Directions for this task:
What is the number of lines in these records that hold the word "time"? Reply with that number alone.

Website and app data records

Segment Open

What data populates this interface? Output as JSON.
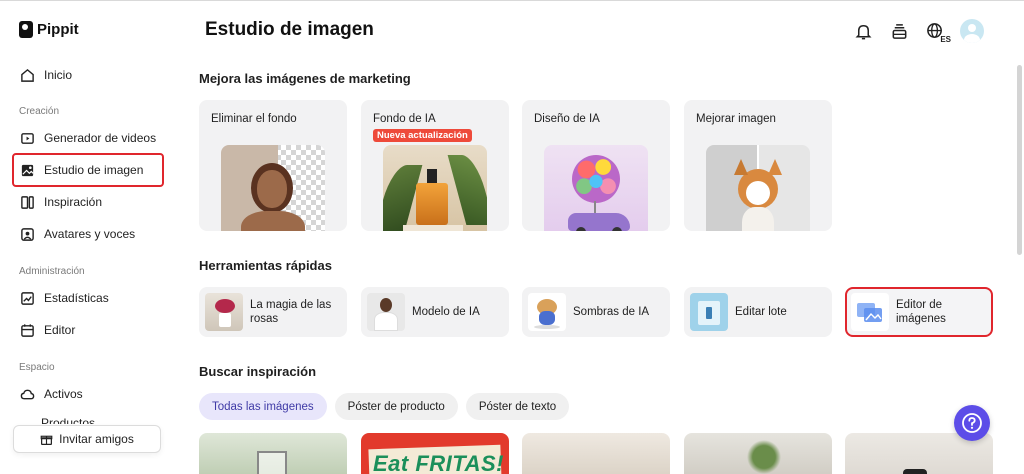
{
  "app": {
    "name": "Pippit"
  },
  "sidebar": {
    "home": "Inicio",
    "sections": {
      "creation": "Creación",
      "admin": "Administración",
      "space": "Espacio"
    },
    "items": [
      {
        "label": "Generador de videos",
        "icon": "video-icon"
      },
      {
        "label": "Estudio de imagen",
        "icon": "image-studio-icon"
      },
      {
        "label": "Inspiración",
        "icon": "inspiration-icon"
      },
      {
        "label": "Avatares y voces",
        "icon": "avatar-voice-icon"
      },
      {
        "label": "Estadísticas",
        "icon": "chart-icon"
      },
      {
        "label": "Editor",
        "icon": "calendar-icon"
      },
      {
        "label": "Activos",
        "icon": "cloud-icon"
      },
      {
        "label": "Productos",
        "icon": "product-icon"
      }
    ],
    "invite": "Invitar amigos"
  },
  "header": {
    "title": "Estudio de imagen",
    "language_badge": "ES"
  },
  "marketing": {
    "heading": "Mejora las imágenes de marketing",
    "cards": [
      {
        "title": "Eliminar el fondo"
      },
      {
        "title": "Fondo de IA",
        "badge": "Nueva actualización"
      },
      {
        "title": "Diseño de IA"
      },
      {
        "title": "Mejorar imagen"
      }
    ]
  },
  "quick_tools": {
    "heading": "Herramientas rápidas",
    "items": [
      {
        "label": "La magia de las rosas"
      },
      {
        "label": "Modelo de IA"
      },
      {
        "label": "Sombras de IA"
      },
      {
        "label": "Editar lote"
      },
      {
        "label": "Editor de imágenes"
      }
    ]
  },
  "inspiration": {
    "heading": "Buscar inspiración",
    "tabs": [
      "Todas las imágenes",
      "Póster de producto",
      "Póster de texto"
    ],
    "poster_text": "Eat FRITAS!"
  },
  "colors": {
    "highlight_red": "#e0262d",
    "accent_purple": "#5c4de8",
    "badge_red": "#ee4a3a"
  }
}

Segment Closed
Segment Open

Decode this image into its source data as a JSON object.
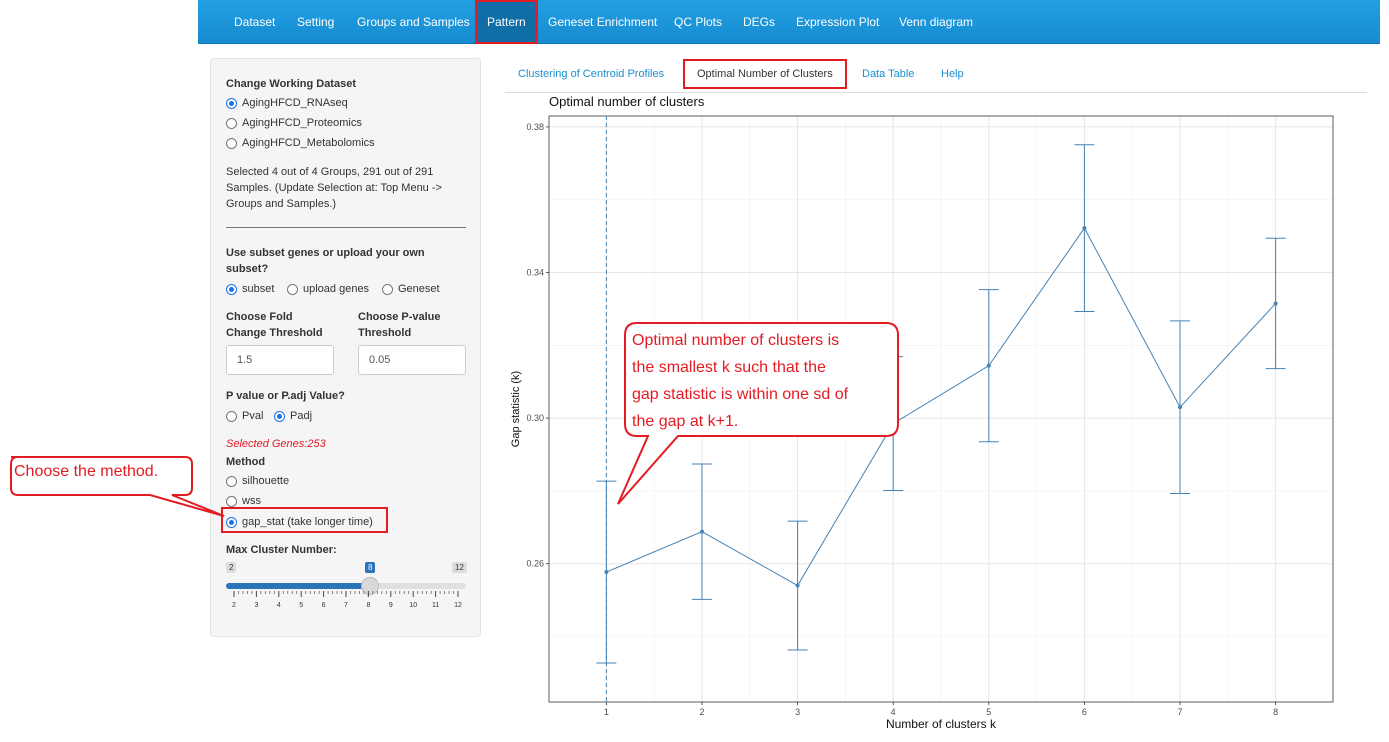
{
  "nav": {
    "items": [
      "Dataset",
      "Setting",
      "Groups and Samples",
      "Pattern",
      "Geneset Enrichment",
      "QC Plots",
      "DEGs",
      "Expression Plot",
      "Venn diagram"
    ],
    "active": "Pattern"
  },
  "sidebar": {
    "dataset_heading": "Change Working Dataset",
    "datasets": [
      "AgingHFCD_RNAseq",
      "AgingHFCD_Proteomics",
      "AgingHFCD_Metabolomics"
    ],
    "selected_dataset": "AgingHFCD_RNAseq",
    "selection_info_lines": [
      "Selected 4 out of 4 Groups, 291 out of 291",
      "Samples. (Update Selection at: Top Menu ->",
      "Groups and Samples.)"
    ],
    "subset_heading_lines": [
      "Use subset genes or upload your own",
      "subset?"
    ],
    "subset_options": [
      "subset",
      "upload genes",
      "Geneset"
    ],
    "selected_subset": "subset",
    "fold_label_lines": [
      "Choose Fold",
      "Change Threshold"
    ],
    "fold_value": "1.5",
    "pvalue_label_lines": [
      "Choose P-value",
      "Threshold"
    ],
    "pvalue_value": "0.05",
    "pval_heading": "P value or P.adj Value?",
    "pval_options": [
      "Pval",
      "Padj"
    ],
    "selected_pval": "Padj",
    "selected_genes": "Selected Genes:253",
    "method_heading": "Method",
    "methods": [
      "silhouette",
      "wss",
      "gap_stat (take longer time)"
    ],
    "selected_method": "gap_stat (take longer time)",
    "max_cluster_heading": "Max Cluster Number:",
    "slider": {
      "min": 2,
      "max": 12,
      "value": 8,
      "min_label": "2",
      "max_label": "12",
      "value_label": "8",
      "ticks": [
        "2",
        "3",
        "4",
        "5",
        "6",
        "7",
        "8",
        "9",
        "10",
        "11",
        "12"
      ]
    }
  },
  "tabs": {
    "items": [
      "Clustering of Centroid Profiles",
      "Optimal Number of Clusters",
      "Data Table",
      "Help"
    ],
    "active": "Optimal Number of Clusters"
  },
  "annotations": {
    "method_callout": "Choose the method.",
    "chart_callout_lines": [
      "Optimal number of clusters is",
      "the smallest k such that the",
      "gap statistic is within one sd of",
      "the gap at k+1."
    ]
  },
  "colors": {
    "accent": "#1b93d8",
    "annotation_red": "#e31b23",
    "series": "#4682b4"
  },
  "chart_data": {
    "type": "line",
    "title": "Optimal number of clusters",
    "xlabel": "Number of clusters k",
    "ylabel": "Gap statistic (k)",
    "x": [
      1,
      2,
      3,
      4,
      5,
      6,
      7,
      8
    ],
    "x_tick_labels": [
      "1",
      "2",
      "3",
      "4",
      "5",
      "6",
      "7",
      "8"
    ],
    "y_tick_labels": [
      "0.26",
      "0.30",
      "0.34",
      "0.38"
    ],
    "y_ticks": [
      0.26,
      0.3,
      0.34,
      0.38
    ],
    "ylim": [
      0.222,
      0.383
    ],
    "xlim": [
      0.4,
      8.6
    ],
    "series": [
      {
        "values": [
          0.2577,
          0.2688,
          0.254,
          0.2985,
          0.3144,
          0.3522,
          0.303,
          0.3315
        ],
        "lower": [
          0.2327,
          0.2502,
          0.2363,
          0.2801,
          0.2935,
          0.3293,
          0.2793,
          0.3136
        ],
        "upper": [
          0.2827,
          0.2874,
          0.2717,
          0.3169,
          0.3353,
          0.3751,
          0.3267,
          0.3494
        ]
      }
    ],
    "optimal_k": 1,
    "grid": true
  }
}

Segment Closed

Output below:
2